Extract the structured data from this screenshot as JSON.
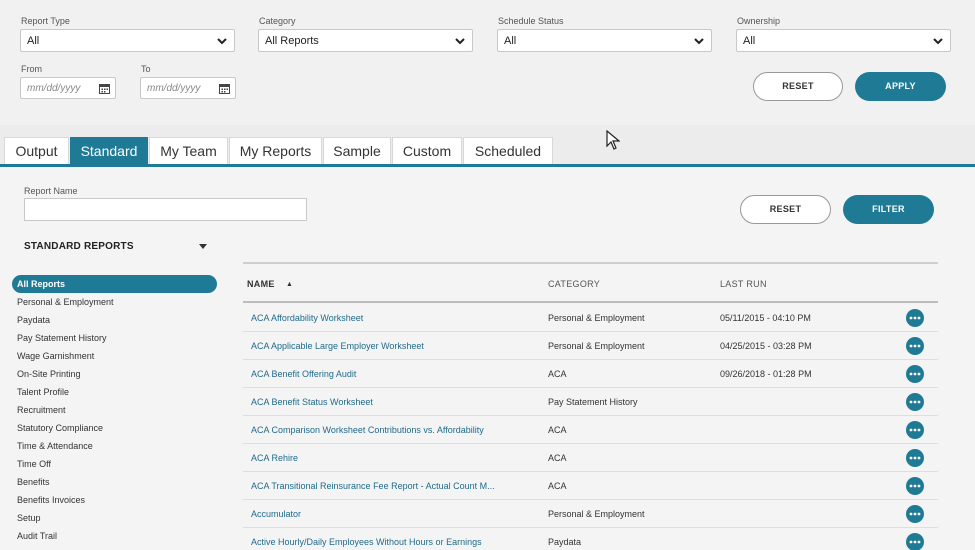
{
  "filters": {
    "report_type": {
      "label": "Report Type",
      "value": "All"
    },
    "category": {
      "label": "Category",
      "value": "All Reports"
    },
    "schedule_status": {
      "label": "Schedule Status",
      "value": "All"
    },
    "ownership": {
      "label": "Ownership",
      "value": "All"
    },
    "from": {
      "label": "From",
      "placeholder": "mm/dd/yyyy"
    },
    "to": {
      "label": "To",
      "placeholder": "mm/dd/yyyy"
    },
    "reset_label": "RESET",
    "apply_label": "APPLY"
  },
  "tabs": [
    "Output",
    "Standard",
    "My Team",
    "My Reports",
    "Sample",
    "Custom",
    "Scheduled"
  ],
  "active_tab": "Standard",
  "report_name": {
    "label": "Report Name",
    "value": ""
  },
  "content_buttons": {
    "reset_label": "RESET",
    "filter_label": "FILTER"
  },
  "section_title": "STANDARD REPORTS",
  "sidebar_items": [
    "All Reports",
    "Personal & Employment",
    "Paydata",
    "Pay Statement History",
    "Wage Garnishment",
    "On-Site Printing",
    "Talent Profile",
    "Recruitment",
    "Statutory Compliance",
    "Time & Attendance",
    "Time Off",
    "Benefits",
    "Benefits Invoices",
    "Setup",
    "Audit Trail"
  ],
  "table": {
    "headers": {
      "name": "NAME",
      "category": "CATEGORY",
      "last_run": "LAST RUN"
    },
    "sort_indicator": "▲",
    "rows": [
      {
        "name": "ACA Affordability Worksheet",
        "category": "Personal & Employment",
        "last_run": "05/11/2015 - 04:10 PM"
      },
      {
        "name": "ACA Applicable Large Employer Worksheet",
        "category": "Personal & Employment",
        "last_run": "04/25/2015 - 03:28 PM"
      },
      {
        "name": "ACA Benefit Offering Audit",
        "category": "ACA",
        "last_run": "09/26/2018 - 01:28 PM"
      },
      {
        "name": "ACA Benefit Status Worksheet",
        "category": "Pay Statement History",
        "last_run": ""
      },
      {
        "name": "ACA Comparison Worksheet Contributions vs. Affordability",
        "category": "ACA",
        "last_run": ""
      },
      {
        "name": "ACA Rehire",
        "category": "ACA",
        "last_run": ""
      },
      {
        "name": "ACA Transitional Reinsurance Fee Report - Actual Count M...",
        "category": "ACA",
        "last_run": ""
      },
      {
        "name": "Accumulator",
        "category": "Personal & Employment",
        "last_run": ""
      },
      {
        "name": "Active Hourly/Daily Employees Without Hours or Earnings",
        "category": "Paydata",
        "last_run": ""
      }
    ]
  },
  "colors": {
    "accent": "#1f7a96"
  },
  "icons": {
    "dropdown": "chevron-down-icon",
    "calendar": "calendar-icon",
    "row_action": "more-options-icon"
  }
}
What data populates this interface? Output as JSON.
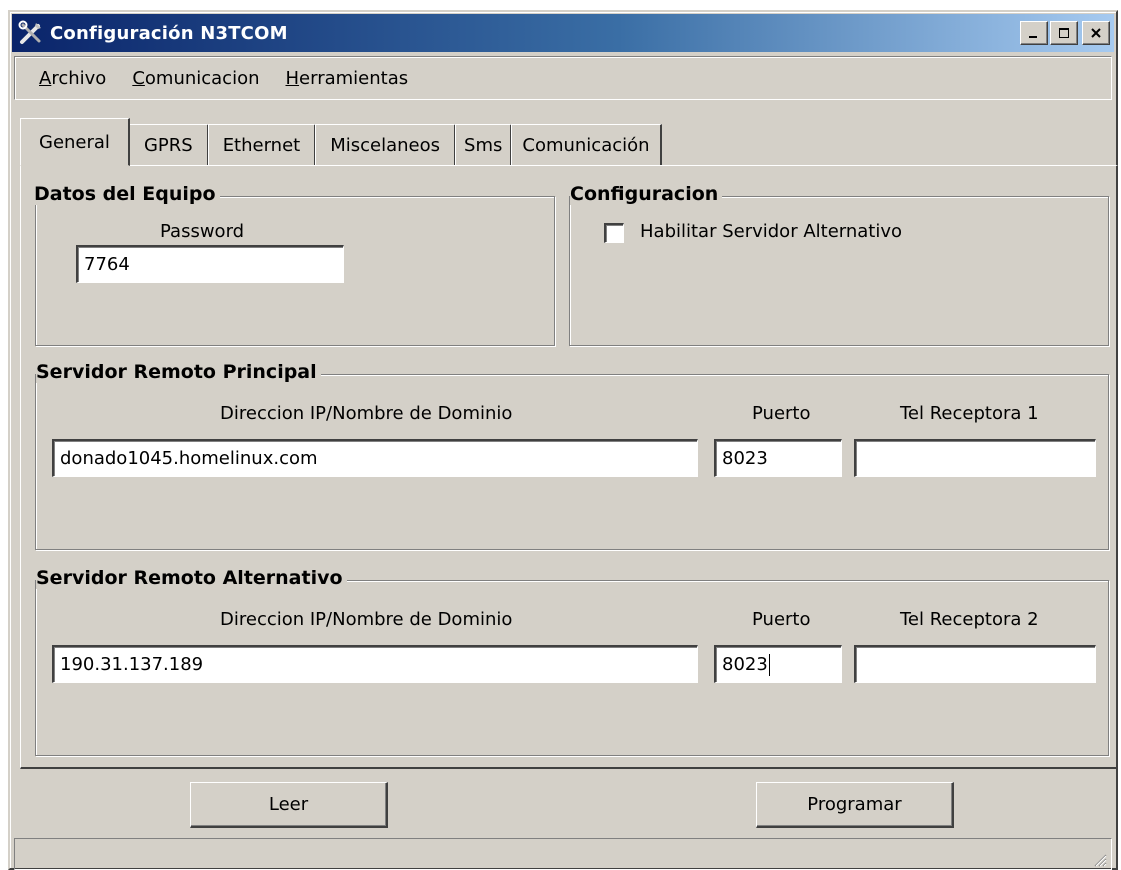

• • • • • • •

◆ Exercise
Copy the records above exactly, omitting every picture.

◆ Full answer
Extract the structured data from this screenshot as JSON.
{
  "filters": {
    "report_type": {
      "label": "Report Type",
      "value": "All"
    },
    "category": {
      "label": "Category",
      "value": "All Reports"
    },
    "schedule_status": {
      "label": "Schedule Status",
      "value": "All"
    },
    "ownership": {
      "label": "Ownership",
      "value": "All"
    },
    "from": {
      "label": "From",
      "placeholder": "mm/dd/yyyy"
    },
    "to": {
      "label": "To",
      "placeholder": "mm/dd/yyyy"
    },
    "reset_label": "RESET",
    "apply_label": "APPLY"
  },
  "tabs": [
    "Output",
    "Standard",
    "My Team",
    "My Reports",
    "Sample",
    "Custom",
    "Scheduled"
  ],
  "active_tab": "Standard",
  "report_name": {
    "label": "Report Name",
    "value": ""
  },
  "content_buttons": {
    "reset_label": "RESET",
    "filter_label": "FILTER"
  },
  "section_title": "STANDARD REPORTS",
  "sidebar_items": [
    "All Reports",
    "Personal & Employment",
    "Paydata",
    "Pay Statement History",
    "Wage Garnishment",
    "On-Site Printing",
    "Talent Profile",
    "Recruitment",
    "Statutory Compliance",
    "Time & Attendance",
    "Time Off",
    "Benefits",
    "Benefits Invoices",
    "Setup",
    "Audit Trail"
  ],
  "table": {
    "headers": {
      "name": "NAME",
      "category": "CATEGORY",
      "last_run": "LAST RUN"
    },
    "sort_indicator": "▲",
    "rows": [
      {
        "name": "ACA Affordability Worksheet",
        "category": "Personal & Employment",
        "last_run": "05/11/2015 - 04:10 PM"
      },
      {
        "name": "ACA Applicable Large Employer Worksheet",
        "category": "Personal & Employment",
        "last_run": "04/25/2015 - 03:28 PM"
      },
      {
        "name": "ACA Benefit Offering Audit",
        "category": "ACA",
        "last_run": "09/26/2018 - 01:28 PM"
      },
      {
        "name": "ACA Benefit Status Worksheet",
        "category": "Pay Statement History",
        "last_run": ""
      },
      {
        "name": "ACA Comparison Worksheet Contributions vs. Affordability",
        "category": "ACA",
        "last_run": ""
      },
      {
        "name": "ACA Rehire",
        "category": "ACA",
        "last_run": ""
      },
      {
        "name": "ACA Transitional Reinsurance Fee Report - Actual Count M...",
        "category": "ACA",
        "last_run": ""
      },
      {
        "name": "Accumulator",
        "category": "Personal & Employment",
        "last_run": ""
      },
      {
        "name": "Active Hourly/Daily Employees Without Hours or Earnings",
        "category": "Paydata",
        "last_run": ""
      }
    ]
  },
  "colors": {
    "accent": "#1f7a96"
  },
  "icons": {
    "dropdown": "chevron-down-icon",
    "calendar": "calendar-icon",
    "row_action": "more-options-icon"
  }
}
What data populates this interface? Output as JSON.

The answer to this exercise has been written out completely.